● **Source material**:
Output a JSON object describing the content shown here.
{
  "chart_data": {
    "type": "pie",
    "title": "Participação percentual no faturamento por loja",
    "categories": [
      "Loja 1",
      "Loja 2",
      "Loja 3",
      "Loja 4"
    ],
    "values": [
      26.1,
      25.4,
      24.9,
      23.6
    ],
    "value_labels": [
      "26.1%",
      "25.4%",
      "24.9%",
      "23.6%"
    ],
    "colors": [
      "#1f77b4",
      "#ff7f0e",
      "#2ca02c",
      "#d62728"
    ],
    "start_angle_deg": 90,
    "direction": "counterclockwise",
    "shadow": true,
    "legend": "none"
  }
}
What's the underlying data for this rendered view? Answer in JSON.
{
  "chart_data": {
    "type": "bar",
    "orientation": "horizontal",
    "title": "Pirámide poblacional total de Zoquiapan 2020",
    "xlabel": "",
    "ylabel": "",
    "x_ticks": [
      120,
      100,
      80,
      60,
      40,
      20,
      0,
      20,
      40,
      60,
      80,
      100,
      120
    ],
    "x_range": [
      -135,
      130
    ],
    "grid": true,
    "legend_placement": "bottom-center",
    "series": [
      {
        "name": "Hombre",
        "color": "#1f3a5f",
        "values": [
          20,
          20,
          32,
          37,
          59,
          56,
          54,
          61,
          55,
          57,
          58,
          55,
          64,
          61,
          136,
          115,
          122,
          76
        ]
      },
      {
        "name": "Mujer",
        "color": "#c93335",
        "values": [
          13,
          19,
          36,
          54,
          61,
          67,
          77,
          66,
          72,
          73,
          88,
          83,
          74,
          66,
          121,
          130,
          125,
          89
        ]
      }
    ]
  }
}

--

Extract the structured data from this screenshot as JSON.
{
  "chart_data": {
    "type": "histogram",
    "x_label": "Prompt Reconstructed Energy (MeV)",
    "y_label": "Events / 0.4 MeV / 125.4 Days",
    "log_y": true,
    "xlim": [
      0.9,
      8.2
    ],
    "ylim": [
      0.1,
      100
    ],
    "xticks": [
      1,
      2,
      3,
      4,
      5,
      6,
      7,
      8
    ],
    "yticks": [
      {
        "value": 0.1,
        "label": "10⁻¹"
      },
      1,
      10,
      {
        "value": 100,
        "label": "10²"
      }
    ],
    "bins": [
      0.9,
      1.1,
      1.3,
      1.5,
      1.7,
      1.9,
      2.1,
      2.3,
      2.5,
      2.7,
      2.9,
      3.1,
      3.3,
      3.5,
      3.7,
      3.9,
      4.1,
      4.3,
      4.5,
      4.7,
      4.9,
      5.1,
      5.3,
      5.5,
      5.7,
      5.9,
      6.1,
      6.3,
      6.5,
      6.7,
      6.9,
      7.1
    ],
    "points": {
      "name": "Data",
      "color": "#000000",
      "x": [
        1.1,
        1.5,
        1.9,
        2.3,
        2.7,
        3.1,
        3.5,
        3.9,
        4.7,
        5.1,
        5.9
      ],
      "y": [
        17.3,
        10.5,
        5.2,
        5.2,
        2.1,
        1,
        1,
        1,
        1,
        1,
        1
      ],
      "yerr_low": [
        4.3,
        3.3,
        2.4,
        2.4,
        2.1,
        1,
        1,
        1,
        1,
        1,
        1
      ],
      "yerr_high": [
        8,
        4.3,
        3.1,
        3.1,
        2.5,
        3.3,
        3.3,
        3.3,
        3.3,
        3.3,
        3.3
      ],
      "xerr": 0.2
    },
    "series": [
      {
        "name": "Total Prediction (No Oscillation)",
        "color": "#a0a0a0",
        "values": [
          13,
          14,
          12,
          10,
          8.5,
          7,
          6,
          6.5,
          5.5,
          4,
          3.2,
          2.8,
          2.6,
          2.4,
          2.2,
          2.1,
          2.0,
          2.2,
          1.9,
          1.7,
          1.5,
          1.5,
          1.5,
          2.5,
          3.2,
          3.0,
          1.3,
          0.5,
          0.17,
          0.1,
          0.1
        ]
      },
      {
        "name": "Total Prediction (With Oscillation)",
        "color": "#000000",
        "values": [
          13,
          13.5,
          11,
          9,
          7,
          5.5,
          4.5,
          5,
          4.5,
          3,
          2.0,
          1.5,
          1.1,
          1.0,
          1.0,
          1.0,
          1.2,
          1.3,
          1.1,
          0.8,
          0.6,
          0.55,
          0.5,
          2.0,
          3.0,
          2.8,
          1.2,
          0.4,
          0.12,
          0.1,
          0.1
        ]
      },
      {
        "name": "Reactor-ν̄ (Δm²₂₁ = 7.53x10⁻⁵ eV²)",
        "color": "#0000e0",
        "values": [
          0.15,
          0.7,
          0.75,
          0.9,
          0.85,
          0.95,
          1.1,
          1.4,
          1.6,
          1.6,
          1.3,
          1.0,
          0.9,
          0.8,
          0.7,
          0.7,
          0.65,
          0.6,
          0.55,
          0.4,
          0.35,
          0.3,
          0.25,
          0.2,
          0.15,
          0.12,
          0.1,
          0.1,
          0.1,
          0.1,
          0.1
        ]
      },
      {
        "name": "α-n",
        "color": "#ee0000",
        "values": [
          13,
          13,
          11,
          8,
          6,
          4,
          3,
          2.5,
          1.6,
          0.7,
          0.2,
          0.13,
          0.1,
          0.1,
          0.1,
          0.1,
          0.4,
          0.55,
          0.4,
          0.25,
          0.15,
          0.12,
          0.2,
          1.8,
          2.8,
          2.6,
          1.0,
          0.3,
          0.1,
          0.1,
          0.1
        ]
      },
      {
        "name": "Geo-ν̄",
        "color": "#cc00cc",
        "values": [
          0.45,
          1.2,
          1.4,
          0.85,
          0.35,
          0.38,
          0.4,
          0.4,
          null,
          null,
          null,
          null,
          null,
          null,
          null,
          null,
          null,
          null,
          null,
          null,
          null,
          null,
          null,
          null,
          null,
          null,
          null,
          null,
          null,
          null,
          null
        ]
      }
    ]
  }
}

● **Stated goal**: Return each line in the records that holds the string "JSON".

● **Exercise solution**:
Output a JSON object describing the content shown here.
What's the underlying data for this rendered view? Answer in JSON.
Extract the structured data from this screenshot as JSON.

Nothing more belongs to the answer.